== Records for this task

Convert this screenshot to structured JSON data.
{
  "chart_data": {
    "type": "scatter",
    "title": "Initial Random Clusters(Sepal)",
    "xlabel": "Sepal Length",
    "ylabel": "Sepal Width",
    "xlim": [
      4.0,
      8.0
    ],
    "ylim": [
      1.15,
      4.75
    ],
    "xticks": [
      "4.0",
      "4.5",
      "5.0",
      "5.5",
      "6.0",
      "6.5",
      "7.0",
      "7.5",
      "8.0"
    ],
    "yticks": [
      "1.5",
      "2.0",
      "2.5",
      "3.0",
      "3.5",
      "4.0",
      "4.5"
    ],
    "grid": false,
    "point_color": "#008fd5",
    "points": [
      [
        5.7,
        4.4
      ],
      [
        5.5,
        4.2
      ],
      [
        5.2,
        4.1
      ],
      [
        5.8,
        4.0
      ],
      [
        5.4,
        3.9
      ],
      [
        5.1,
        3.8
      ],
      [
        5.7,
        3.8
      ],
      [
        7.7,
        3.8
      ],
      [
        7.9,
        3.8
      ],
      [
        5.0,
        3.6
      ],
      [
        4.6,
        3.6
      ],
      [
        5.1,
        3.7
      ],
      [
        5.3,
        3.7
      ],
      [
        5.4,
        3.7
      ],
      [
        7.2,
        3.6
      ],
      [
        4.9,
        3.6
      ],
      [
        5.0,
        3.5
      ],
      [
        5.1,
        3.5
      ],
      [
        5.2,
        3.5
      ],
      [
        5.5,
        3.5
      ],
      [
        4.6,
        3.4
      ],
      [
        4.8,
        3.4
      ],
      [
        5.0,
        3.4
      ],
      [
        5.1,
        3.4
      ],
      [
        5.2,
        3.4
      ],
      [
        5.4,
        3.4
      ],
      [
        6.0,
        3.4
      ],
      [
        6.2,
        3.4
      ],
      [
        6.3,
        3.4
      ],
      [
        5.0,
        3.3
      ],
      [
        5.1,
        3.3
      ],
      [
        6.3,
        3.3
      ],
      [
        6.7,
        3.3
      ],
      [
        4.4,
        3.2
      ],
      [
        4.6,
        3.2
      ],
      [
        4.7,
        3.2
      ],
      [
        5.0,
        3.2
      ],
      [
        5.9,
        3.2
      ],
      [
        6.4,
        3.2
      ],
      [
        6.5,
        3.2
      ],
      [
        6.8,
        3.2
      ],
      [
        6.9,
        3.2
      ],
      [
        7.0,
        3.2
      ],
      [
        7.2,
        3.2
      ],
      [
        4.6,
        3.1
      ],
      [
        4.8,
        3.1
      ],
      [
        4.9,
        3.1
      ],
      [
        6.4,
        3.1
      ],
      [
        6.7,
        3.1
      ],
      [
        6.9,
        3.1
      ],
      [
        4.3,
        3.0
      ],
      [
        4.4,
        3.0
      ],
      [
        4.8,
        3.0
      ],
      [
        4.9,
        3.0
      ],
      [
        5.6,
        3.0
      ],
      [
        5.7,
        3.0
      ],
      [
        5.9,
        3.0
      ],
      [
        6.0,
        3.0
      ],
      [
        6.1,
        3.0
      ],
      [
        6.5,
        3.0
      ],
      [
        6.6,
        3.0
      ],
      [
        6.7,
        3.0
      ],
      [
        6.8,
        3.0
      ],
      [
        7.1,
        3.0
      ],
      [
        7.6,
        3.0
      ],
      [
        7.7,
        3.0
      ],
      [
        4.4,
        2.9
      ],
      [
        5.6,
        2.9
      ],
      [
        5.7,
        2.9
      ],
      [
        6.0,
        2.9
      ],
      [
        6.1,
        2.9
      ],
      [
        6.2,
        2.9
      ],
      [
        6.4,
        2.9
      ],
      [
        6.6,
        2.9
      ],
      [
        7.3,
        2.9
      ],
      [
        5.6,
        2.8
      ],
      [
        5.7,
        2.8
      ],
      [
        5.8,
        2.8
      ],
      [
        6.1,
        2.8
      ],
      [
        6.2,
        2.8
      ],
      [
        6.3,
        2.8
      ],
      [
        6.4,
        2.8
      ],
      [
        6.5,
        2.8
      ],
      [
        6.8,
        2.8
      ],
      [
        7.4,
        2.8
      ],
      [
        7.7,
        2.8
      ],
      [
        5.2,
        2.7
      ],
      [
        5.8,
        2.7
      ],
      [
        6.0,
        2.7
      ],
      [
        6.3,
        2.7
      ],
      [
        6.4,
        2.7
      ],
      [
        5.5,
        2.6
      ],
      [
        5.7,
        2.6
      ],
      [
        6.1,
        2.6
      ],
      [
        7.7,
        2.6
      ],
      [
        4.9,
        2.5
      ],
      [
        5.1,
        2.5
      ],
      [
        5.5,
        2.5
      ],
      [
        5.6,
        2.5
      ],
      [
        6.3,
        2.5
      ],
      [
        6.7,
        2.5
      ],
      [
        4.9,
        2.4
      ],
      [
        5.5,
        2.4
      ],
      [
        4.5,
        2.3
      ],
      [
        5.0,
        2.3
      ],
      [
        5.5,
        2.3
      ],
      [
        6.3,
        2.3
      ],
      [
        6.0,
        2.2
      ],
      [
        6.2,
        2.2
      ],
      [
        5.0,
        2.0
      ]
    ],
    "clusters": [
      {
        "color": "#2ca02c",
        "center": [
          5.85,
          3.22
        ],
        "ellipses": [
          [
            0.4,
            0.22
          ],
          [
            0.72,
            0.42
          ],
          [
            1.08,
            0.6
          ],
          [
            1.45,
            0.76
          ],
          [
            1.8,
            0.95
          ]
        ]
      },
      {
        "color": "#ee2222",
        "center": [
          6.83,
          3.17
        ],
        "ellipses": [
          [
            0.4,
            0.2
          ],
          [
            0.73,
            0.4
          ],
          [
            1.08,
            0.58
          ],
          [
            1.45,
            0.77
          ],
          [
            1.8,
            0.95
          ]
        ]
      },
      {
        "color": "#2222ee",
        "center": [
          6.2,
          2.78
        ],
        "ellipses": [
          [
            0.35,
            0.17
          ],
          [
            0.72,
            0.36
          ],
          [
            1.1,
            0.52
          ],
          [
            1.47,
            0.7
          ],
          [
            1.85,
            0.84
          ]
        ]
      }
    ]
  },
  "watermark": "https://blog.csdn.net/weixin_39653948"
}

====

■ Task goal:
Transcribe the material above in its entirety. Match it exactly.

■ The response:
Convert this screenshot to structured JSON data.
{
  "chart_data": {
    "type": "scatter",
    "title": "Initial Random Clusters(Sepal)",
    "xlabel": "Sepal Length",
    "ylabel": "Sepal Width",
    "xlim": [
      4.0,
      8.0
    ],
    "ylim": [
      1.15,
      4.75
    ],
    "xticks": [
      "4.0",
      "4.5",
      "5.0",
      "5.5",
      "6.0",
      "6.5",
      "7.0",
      "7.5",
      "8.0"
    ],
    "yticks": [
      "1.5",
      "2.0",
      "2.5",
      "3.0",
      "3.5",
      "4.0",
      "4.5"
    ],
    "grid": false,
    "point_color": "#008fd5",
    "points": [
      [
        5.7,
        4.4
      ],
      [
        5.5,
        4.2
      ],
      [
        5.2,
        4.1
      ],
      [
        5.8,
        4.0
      ],
      [
        5.4,
        3.9
      ],
      [
        5.1,
        3.8
      ],
      [
        5.7,
        3.8
      ],
      [
        7.7,
        3.8
      ],
      [
        7.9,
        3.8
      ],
      [
        5.0,
        3.6
      ],
      [
        4.6,
        3.6
      ],
      [
        5.1,
        3.7
      ],
      [
        5.3,
        3.7
      ],
      [
        5.4,
        3.7
      ],
      [
        7.2,
        3.6
      ],
      [
        4.9,
        3.6
      ],
      [
        5.0,
        3.5
      ],
      [
        5.1,
        3.5
      ],
      [
        5.2,
        3.5
      ],
      [
        5.5,
        3.5
      ],
      [
        4.6,
        3.4
      ],
      [
        4.8,
        3.4
      ],
      [
        5.0,
        3.4
      ],
      [
        5.1,
        3.4
      ],
      [
        5.2,
        3.4
      ],
      [
        5.4,
        3.4
      ],
      [
        6.0,
        3.4
      ],
      [
        6.2,
        3.4
      ],
      [
        6.3,
        3.4
      ],
      [
        5.0,
        3.3
      ],
      [
        5.1,
        3.3
      ],
      [
        6.3,
        3.3
      ],
      [
        6.7,
        3.3
      ],
      [
        4.4,
        3.2
      ],
      [
        4.6,
        3.2
      ],
      [
        4.7,
        3.2
      ],
      [
        5.0,
        3.2
      ],
      [
        5.9,
        3.2
      ],
      [
        6.4,
        3.2
      ],
      [
        6.5,
        3.2
      ],
      [
        6.8,
        3.2
      ],
      [
        6.9,
        3.2
      ],
      [
        7.0,
        3.2
      ],
      [
        7.2,
        3.2
      ],
      [
        4.6,
        3.1
      ],
      [
        4.8,
        3.1
      ],
      [
        4.9,
        3.1
      ],
      [
        6.4,
        3.1
      ],
      [
        6.7,
        3.1
      ],
      [
        6.9,
        3.1
      ],
      [
        4.3,
        3.0
      ],
      [
        4.4,
        3.0
      ],
      [
        4.8,
        3.0
      ],
      [
        4.9,
        3.0
      ],
      [
        5.6,
        3.0
      ],
      [
        5.7,
        3.0
      ],
      [
        5.9,
        3.0
      ],
      [
        6.0,
        3.0
      ],
      [
        6.1,
        3.0
      ],
      [
        6.5,
        3.0
      ],
      [
        6.6,
        3.0
      ],
      [
        6.7,
        3.0
      ],
      [
        6.8,
        3.0
      ],
      [
        7.1,
        3.0
      ],
      [
        7.6,
        3.0
      ],
      [
        7.7,
        3.0
      ],
      [
        4.4,
        2.9
      ],
      [
        5.6,
        2.9
      ],
      [
        5.7,
        2.9
      ],
      [
        6.0,
        2.9
      ],
      [
        6.1,
        2.9
      ],
      [
        6.2,
        2.9
      ],
      [
        6.4,
        2.9
      ],
      [
        6.6,
        2.9
      ],
      [
        7.3,
        2.9
      ],
      [
        5.6,
        2.8
      ],
      [
        5.7,
        2.8
      ],
      [
        5.8,
        2.8
      ],
      [
        6.1,
        2.8
      ],
      [
        6.2,
        2.8
      ],
      [
        6.3,
        2.8
      ],
      [
        6.4,
        2.8
      ],
      [
        6.5,
        2.8
      ],
      [
        6.8,
        2.8
      ],
      [
        7.4,
        2.8
      ],
      [
        7.7,
        2.8
      ],
      [
        5.2,
        2.7
      ],
      [
        5.8,
        2.7
      ],
      [
        6.0,
        2.7
      ],
      [
        6.3,
        2.7
      ],
      [
        6.4,
        2.7
      ],
      [
        5.5,
        2.6
      ],
      [
        5.7,
        2.6
      ],
      [
        6.1,
        2.6
      ],
      [
        7.7,
        2.6
      ],
      [
        4.9,
        2.5
      ],
      [
        5.1,
        2.5
      ],
      [
        5.5,
        2.5
      ],
      [
        5.6,
        2.5
      ],
      [
        6.3,
        2.5
      ],
      [
        6.7,
        2.5
      ],
      [
        4.9,
        2.4
      ],
      [
        5.5,
        2.4
      ],
      [
        4.5,
        2.3
      ],
      [
        5.0,
        2.3
      ],
      [
        5.5,
        2.3
      ],
      [
        6.3,
        2.3
      ],
      [
        6.0,
        2.2
      ],
      [
        6.2,
        2.2
      ],
      [
        5.0,
        2.0
      ]
    ],
    "clusters": [
      {
        "color": "#2ca02c",
        "center": [
          5.85,
          3.22
        ],
        "ellipses": [
          [
            0.4,
            0.22
          ],
          [
            0.72,
            0.42
          ],
          [
            1.08,
            0.6
          ],
          [
            1.45,
            0.76
          ],
          [
            1.8,
            0.95
          ]
        ]
      },
      {
        "color": "#ee2222",
        "center": [
          6.83,
          3.17
        ],
        "ellipses": [
          [
            0.4,
            0.2
          ],
          [
            0.73,
            0.4
          ],
          [
            1.08,
            0.58
          ],
          [
            1.45,
            0.77
          ],
          [
            1.8,
            0.95
          ]
        ]
      },
      {
        "color": "#2222ee",
        "center": [
          6.2,
          2.78
        ],
        "ellipses": [
          [
            0.35,
            0.17
          ],
          [
            0.72,
            0.36
          ],
          [
            1.1,
            0.52
          ],
          [
            1.47,
            0.7
          ],
          [
            1.85,
            0.84
          ]
        ]
      }
    ]
  },
  "watermark": "https://blog.csdn.net/weixin_39653948"
}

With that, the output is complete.